**Short problem**: What is the number of lines containing "Project"? Give only that number.

**Records for the task**:
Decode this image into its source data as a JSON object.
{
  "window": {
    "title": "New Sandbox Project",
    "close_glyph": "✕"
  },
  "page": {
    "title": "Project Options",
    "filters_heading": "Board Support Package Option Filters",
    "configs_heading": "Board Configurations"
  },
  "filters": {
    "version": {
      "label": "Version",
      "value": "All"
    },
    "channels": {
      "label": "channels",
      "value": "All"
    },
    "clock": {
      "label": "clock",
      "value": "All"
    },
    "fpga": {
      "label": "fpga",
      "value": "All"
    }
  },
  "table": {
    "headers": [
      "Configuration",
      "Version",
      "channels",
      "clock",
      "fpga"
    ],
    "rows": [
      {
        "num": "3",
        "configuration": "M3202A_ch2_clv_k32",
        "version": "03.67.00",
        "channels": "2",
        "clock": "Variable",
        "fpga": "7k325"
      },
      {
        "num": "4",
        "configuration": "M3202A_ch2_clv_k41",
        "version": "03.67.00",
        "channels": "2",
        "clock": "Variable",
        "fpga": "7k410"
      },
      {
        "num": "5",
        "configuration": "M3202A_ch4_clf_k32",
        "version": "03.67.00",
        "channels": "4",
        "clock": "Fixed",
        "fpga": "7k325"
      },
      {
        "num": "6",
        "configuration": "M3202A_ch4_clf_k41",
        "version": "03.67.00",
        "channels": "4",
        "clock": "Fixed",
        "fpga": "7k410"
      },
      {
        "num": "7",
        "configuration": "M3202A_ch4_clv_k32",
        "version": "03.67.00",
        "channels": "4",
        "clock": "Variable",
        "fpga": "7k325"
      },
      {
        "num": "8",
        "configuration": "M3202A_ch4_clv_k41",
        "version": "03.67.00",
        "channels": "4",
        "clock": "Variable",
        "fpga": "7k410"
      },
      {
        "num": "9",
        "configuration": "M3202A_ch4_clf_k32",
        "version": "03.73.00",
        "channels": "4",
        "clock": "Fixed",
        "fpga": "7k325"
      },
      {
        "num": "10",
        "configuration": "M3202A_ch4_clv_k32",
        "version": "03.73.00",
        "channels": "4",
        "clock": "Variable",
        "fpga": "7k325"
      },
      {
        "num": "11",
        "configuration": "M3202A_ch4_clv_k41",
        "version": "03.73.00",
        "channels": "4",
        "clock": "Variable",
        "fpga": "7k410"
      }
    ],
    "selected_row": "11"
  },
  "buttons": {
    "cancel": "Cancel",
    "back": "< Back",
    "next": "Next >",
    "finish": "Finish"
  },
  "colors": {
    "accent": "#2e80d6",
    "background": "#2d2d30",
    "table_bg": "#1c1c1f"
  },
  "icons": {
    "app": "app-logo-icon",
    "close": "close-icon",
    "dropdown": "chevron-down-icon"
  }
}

**Solved exercise**: 2